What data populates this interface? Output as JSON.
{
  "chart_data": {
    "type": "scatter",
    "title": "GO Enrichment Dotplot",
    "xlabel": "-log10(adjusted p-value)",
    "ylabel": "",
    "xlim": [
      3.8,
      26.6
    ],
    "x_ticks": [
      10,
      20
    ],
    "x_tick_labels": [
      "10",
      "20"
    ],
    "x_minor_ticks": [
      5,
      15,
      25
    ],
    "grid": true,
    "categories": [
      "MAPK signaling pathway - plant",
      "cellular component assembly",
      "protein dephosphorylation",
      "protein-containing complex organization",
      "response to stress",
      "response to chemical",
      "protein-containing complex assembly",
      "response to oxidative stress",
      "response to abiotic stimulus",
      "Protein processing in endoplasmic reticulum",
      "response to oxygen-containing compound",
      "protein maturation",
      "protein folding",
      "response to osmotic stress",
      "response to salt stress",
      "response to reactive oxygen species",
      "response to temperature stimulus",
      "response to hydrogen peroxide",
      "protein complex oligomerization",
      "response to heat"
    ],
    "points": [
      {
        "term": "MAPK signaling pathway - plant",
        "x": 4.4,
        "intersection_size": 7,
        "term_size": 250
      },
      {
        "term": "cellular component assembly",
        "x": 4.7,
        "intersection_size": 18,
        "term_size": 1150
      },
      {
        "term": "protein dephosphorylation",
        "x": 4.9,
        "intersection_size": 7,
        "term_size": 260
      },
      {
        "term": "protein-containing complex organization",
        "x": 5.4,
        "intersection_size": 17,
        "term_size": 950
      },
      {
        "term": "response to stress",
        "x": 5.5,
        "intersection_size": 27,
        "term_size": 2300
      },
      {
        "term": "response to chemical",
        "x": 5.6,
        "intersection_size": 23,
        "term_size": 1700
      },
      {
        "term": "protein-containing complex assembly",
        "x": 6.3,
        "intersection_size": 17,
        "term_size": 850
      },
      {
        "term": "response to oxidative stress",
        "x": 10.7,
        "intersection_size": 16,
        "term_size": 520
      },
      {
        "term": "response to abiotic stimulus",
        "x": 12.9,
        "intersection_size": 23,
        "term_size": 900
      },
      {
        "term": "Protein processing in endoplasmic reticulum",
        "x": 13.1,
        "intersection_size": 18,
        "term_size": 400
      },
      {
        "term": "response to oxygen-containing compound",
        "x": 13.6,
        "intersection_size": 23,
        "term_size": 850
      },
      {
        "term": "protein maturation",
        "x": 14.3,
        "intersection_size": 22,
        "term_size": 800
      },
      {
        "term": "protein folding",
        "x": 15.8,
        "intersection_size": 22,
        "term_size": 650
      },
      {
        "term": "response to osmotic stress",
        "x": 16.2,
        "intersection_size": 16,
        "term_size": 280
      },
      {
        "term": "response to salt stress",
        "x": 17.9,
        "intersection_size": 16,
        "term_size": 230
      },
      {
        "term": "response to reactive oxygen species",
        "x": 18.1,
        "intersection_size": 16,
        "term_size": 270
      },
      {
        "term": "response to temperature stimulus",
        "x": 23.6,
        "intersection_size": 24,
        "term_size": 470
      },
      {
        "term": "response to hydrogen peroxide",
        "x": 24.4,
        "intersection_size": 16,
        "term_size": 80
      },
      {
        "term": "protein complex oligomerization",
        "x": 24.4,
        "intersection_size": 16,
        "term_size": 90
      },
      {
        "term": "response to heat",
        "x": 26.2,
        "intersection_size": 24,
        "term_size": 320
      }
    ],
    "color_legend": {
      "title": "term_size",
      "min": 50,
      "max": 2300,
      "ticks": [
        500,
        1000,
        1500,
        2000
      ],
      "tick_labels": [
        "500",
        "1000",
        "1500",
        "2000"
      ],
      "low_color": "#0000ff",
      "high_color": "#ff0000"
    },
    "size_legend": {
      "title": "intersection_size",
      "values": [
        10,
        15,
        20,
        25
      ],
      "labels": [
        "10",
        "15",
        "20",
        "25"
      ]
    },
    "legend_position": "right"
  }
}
---
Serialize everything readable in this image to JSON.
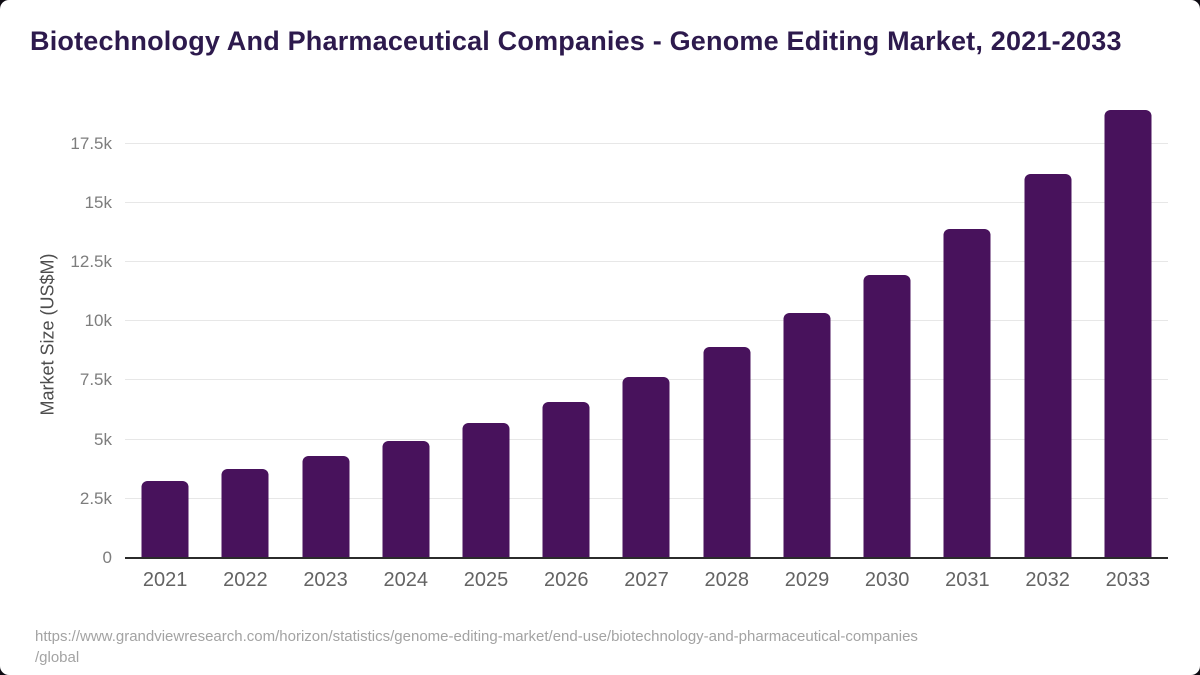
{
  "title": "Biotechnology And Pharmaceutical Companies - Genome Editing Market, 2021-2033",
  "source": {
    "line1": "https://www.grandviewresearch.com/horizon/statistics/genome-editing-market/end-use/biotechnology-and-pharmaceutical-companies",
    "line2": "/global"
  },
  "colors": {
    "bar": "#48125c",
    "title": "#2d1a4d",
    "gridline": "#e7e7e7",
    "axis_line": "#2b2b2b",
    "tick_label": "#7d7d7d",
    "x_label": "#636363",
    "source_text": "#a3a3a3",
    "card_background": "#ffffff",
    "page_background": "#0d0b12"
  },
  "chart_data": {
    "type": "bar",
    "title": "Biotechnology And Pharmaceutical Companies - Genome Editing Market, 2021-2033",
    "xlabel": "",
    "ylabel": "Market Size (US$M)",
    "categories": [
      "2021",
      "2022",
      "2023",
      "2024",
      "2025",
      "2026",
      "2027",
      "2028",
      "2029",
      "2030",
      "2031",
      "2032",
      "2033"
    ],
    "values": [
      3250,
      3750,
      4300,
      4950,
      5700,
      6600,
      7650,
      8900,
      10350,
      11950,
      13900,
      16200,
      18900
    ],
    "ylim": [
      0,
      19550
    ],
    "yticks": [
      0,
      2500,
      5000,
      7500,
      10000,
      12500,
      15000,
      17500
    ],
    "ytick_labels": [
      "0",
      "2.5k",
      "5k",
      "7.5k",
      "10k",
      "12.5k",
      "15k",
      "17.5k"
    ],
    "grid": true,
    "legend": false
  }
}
--
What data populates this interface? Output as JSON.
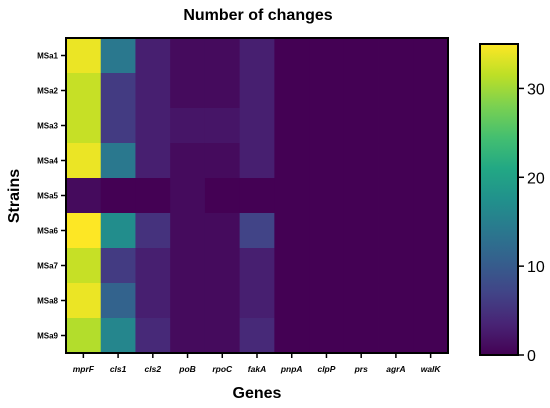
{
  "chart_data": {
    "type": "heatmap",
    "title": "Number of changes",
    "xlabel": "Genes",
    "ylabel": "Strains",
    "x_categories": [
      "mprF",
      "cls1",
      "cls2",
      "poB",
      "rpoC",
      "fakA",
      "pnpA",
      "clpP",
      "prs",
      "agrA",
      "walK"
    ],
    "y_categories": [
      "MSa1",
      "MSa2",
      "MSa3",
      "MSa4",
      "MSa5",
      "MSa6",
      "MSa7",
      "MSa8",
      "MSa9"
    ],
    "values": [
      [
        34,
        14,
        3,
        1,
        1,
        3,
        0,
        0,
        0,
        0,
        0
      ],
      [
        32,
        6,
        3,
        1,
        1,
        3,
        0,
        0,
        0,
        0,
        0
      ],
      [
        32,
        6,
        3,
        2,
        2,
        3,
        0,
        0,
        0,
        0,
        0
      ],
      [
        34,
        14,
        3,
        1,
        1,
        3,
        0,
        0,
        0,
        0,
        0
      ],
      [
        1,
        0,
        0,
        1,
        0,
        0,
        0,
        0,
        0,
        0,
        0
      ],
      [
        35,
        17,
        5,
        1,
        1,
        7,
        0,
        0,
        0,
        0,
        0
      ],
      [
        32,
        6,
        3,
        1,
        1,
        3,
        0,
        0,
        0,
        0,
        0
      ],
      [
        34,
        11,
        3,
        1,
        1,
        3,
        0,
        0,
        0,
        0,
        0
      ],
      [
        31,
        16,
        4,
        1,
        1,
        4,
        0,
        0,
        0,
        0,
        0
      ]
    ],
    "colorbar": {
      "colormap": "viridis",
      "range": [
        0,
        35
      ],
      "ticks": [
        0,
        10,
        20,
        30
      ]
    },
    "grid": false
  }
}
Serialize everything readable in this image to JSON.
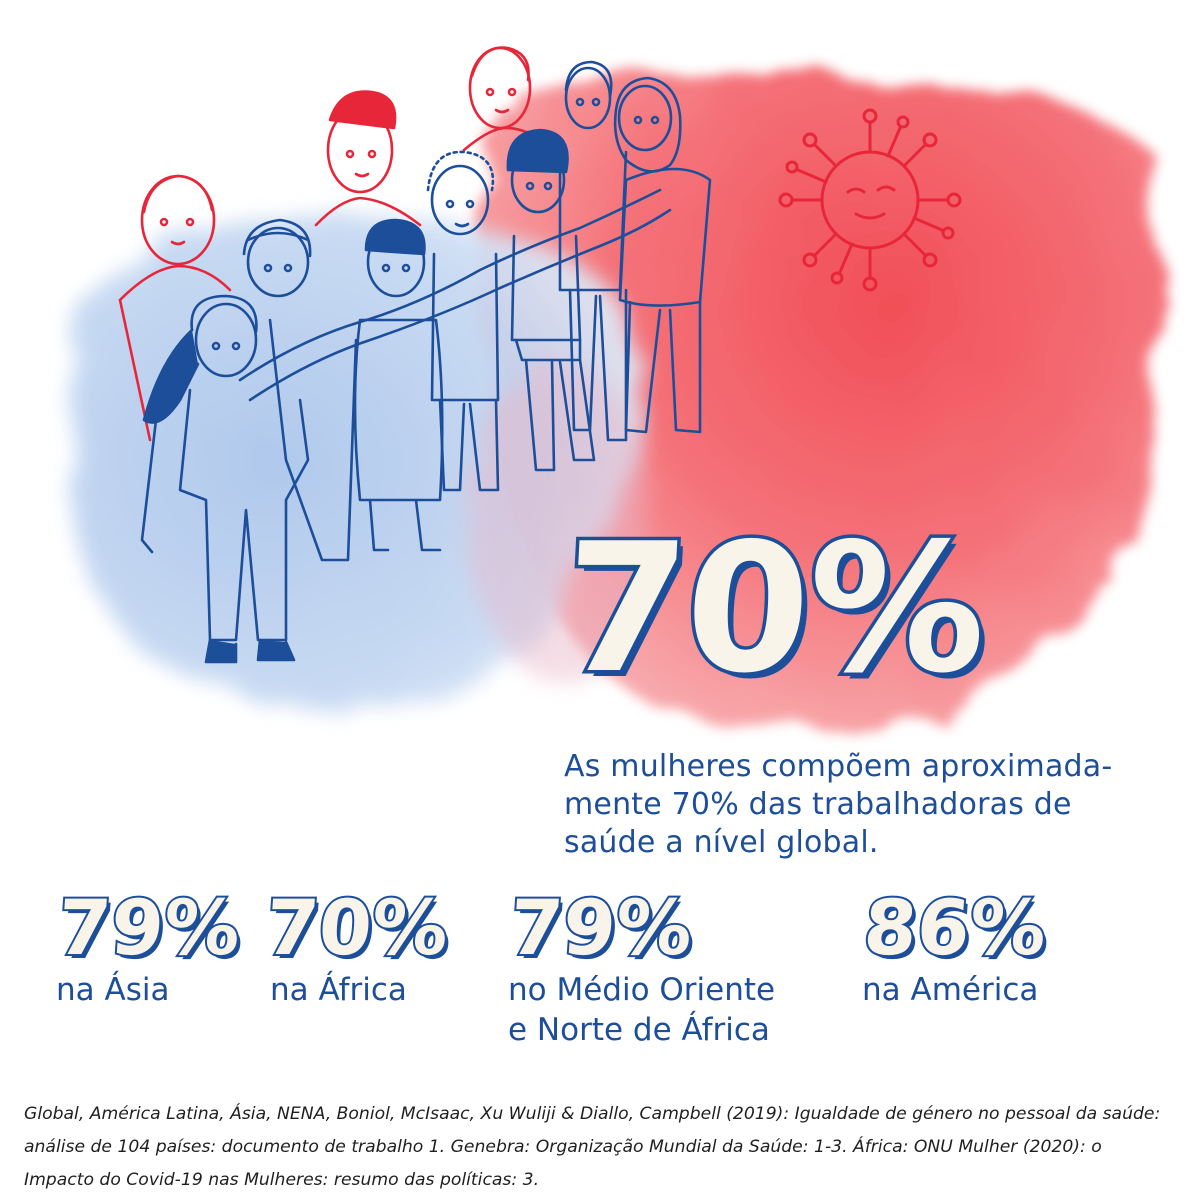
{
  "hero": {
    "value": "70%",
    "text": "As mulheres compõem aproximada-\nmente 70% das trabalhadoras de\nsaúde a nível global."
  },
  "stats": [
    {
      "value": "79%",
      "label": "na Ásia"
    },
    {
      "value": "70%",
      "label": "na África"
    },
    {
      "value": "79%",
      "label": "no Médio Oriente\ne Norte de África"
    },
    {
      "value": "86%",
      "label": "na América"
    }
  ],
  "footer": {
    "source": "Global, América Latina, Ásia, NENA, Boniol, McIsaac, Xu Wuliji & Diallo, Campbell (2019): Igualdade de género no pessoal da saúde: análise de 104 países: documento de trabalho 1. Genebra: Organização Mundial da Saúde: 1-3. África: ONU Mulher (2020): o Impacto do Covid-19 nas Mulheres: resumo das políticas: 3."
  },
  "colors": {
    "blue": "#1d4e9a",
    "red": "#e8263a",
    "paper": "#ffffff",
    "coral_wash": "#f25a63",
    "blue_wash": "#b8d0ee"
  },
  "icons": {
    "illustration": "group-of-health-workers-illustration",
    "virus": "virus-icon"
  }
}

__Problem details__.
In the data, count the lines that include the string "folding", then give that number and nothing more.

__Problem solution__.
2